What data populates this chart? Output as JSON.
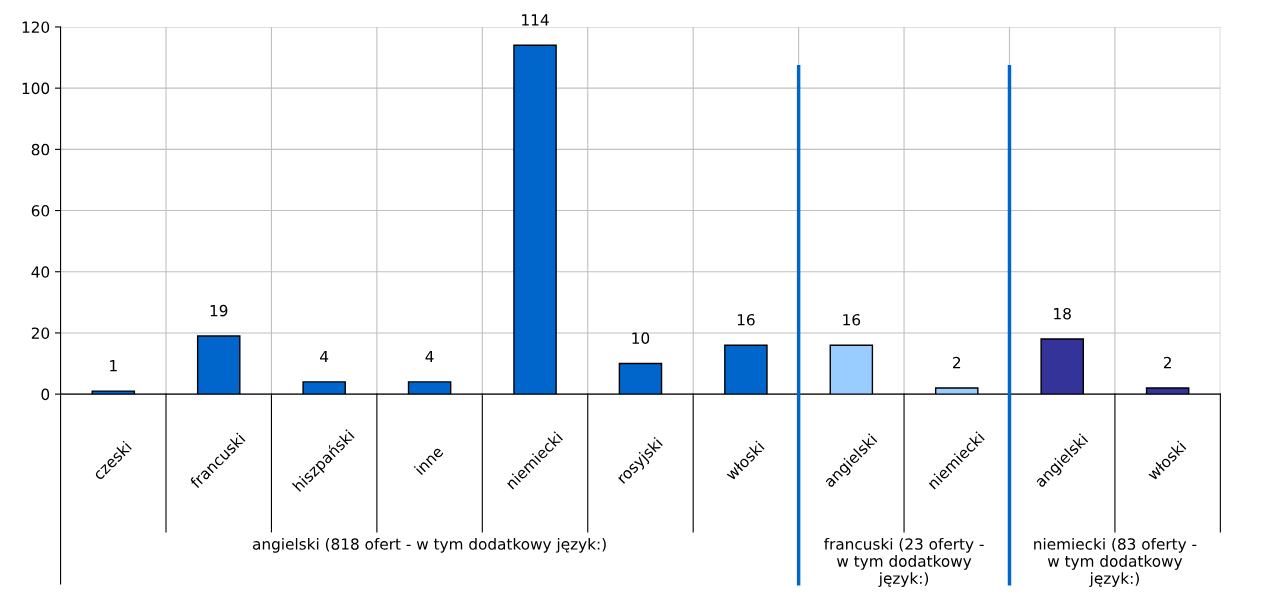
{
  "chart_data": {
    "type": "bar",
    "categories": [
      "czeski",
      "francuski",
      "hiszpański",
      "inne",
      "niemiecki",
      "rosyjski",
      "włoski",
      "angielski",
      "niemiecki",
      "angielski",
      "włoski"
    ],
    "values": [
      1,
      19,
      4,
      4,
      114,
      10,
      16,
      16,
      2,
      18,
      2
    ],
    "colors": [
      "#0066cc",
      "#0066cc",
      "#0066cc",
      "#0066cc",
      "#0066cc",
      "#0066cc",
      "#0066cc",
      "#99ccff",
      "#99ccff",
      "#333399",
      "#333399"
    ],
    "ylim": [
      0,
      120
    ],
    "yticks": [
      0,
      20,
      40,
      60,
      80,
      100,
      120
    ],
    "grid": true,
    "data_labels": true,
    "annotations": [
      "angielski (818 ofert - w tym dodatkowy język:)",
      "francuski (23 oferty - w tym dodatkowy język:)",
      "niemiecki (83 oferty - w tym dodatkowy język:)"
    ]
  }
}
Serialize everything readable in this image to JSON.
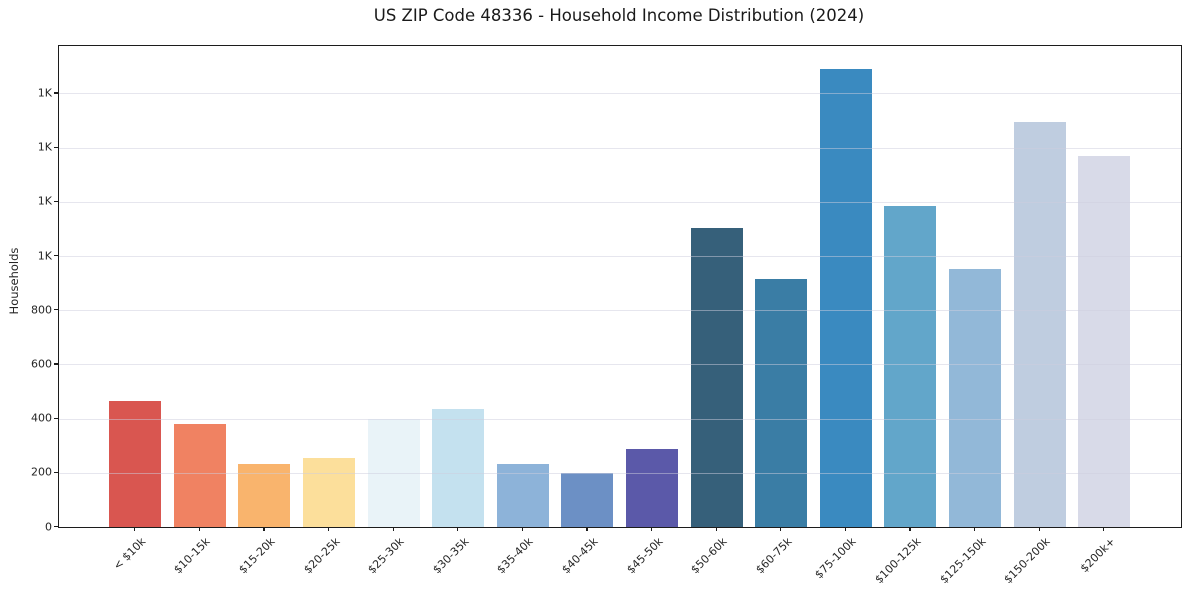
{
  "figure": {
    "title": "US ZIP Code 48336 - Household Income Distribution (2024)"
  },
  "chart_data": {
    "type": "bar",
    "title": "US ZIP Code 48336 - Household Income Distribution (2024)",
    "xlabel": "",
    "ylabel": "Households",
    "categories": [
      "< $10k",
      "$10-15k",
      "$15-20k",
      "$20-25k",
      "$25-30k",
      "$30-35k",
      "$35-40k",
      "$40-45k",
      "$45-50k",
      "$50-60k",
      "$60-75k",
      "$75-100k",
      "$100-125k",
      "$125-150k",
      "$150-200k",
      "$200k+"
    ],
    "values": [
      466,
      381,
      231,
      254,
      397,
      434,
      234,
      198,
      289,
      1103,
      916,
      1691,
      1184,
      953,
      1496,
      1369
    ],
    "bar_colors": [
      "#d95650",
      "#f08262",
      "#f9b46d",
      "#fcdf9b",
      "#e9f3f8",
      "#c4e1ef",
      "#8db3d9",
      "#6c90c5",
      "#5b59a9",
      "#36607a",
      "#3a7da5",
      "#3a8ac0",
      "#62a6ca",
      "#92b8d8",
      "#bfcde0",
      "#d8dae8"
    ],
    "ylim": [
      0,
      1775
    ],
    "yticks": [
      {
        "value": 0,
        "label": "0"
      },
      {
        "value": 200,
        "label": "200"
      },
      {
        "value": 400,
        "label": "400"
      },
      {
        "value": 600,
        "label": "600"
      },
      {
        "value": 800,
        "label": "800"
      },
      {
        "value": 1000,
        "label": "1K"
      },
      {
        "value": 1200,
        "label": "1K"
      },
      {
        "value": 1400,
        "label": "1K"
      },
      {
        "value": 1600,
        "label": "1K"
      }
    ],
    "grid": "horizontal-only",
    "legend": "none",
    "colors": {
      "spine": "#1c1c1c",
      "gridline": "#e7e7ef",
      "tick_label": "#262626",
      "background": "#ffffff"
    }
  }
}
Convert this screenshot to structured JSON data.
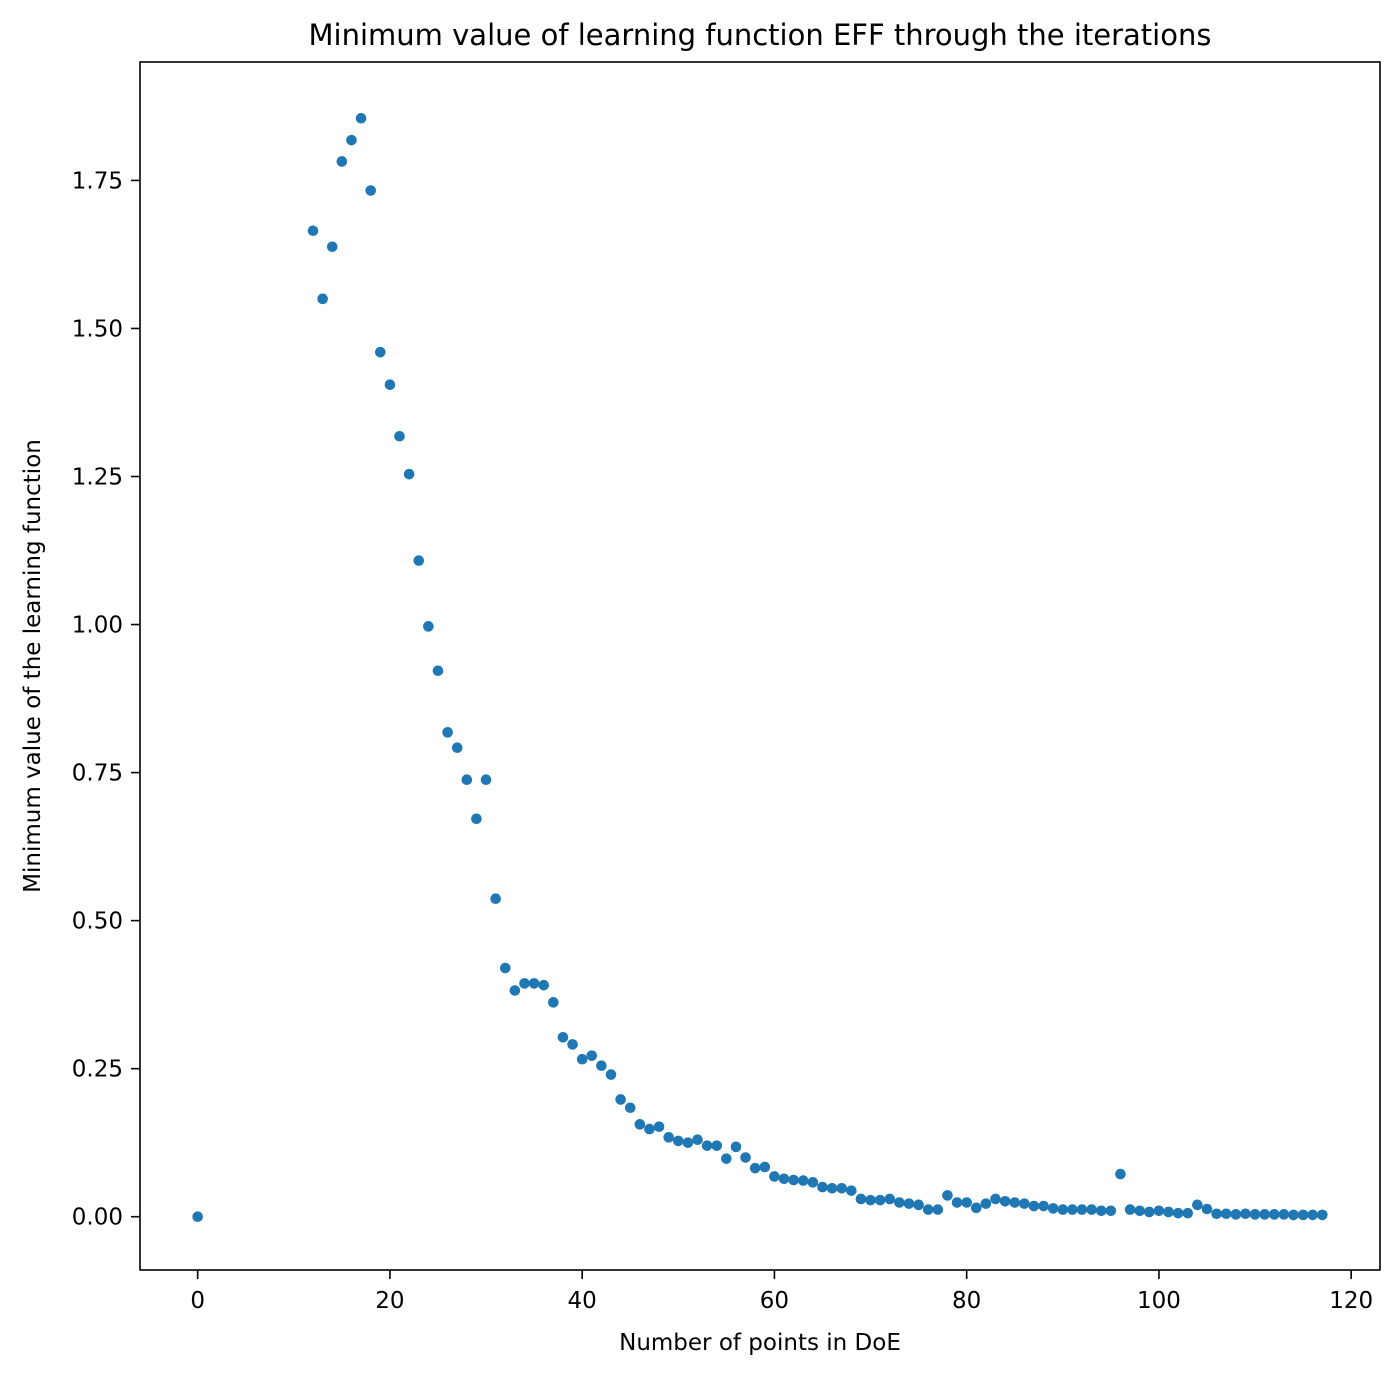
{
  "chart_data": {
    "type": "scatter",
    "title": "Minimum value of learning function EFF through the iterations",
    "xlabel": "Number of points in DoE",
    "ylabel": "Minimum value of the learning function",
    "xlim": [
      -6,
      123
    ],
    "ylim": [
      -0.09,
      1.95
    ],
    "xticks": [
      0,
      20,
      40,
      60,
      80,
      100,
      120
    ],
    "xtick_labels": [
      "0",
      "20",
      "40",
      "60",
      "80",
      "100",
      "120"
    ],
    "yticks": [
      0.0,
      0.25,
      0.5,
      0.75,
      1.0,
      1.25,
      1.5,
      1.75
    ],
    "ytick_labels": [
      "0.00",
      "0.25",
      "0.50",
      "0.75",
      "1.00",
      "1.25",
      "1.50",
      "1.75"
    ],
    "grid": false,
    "marker_color": "#1f77b4",
    "series": [
      {
        "x": [
          0,
          12,
          13,
          14,
          15,
          16,
          17,
          18,
          19,
          20,
          21,
          22,
          23,
          24,
          25,
          26,
          27,
          28,
          29,
          30,
          31,
          32,
          33,
          34,
          35,
          36,
          37,
          38,
          39,
          40,
          41,
          42,
          43,
          44,
          45,
          46,
          47,
          48,
          49,
          50,
          51,
          52,
          53,
          54,
          55,
          56,
          57,
          58,
          59,
          60,
          61,
          62,
          63,
          64,
          65,
          66,
          67,
          68,
          69,
          70,
          71,
          72,
          73,
          74,
          75,
          76,
          77,
          78,
          79,
          80,
          81,
          82,
          83,
          84,
          85,
          86,
          87,
          88,
          89,
          90,
          91,
          92,
          93,
          94,
          95,
          96,
          97,
          98,
          99,
          100,
          101,
          102,
          103,
          104,
          105,
          106,
          107,
          108,
          109,
          110,
          111,
          112,
          113,
          114,
          115,
          116,
          117
        ],
        "y": [
          0.0,
          1.665,
          1.55,
          1.638,
          1.782,
          1.818,
          1.855,
          1.733,
          1.46,
          1.405,
          1.318,
          1.254,
          1.108,
          0.997,
          0.922,
          0.818,
          0.792,
          0.738,
          0.672,
          0.738,
          0.537,
          0.42,
          0.382,
          0.394,
          0.394,
          0.391,
          0.362,
          0.303,
          0.291,
          0.266,
          0.272,
          0.255,
          0.24,
          0.198,
          0.184,
          0.156,
          0.148,
          0.152,
          0.134,
          0.128,
          0.125,
          0.13,
          0.12,
          0.12,
          0.098,
          0.118,
          0.1,
          0.082,
          0.084,
          0.068,
          0.064,
          0.062,
          0.061,
          0.058,
          0.05,
          0.048,
          0.048,
          0.044,
          0.03,
          0.028,
          0.028,
          0.03,
          0.024,
          0.022,
          0.02,
          0.012,
          0.012,
          0.036,
          0.024,
          0.024,
          0.015,
          0.022,
          0.03,
          0.026,
          0.024,
          0.022,
          0.018,
          0.018,
          0.014,
          0.012,
          0.012,
          0.012,
          0.012,
          0.01,
          0.01,
          0.072,
          0.012,
          0.01,
          0.008,
          0.01,
          0.008,
          0.006,
          0.006,
          0.02,
          0.013,
          0.005,
          0.005,
          0.004,
          0.005,
          0.004,
          0.004,
          0.004,
          0.004,
          0.003,
          0.003,
          0.003,
          0.003
        ]
      }
    ]
  }
}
---+---
Objective -> Extract every line above containing the word "learning".

Reply to the exercise ->
    "title": "Minimum value of learning function EFF through the iterations",
    "ylabel": "Minimum value of the learning function",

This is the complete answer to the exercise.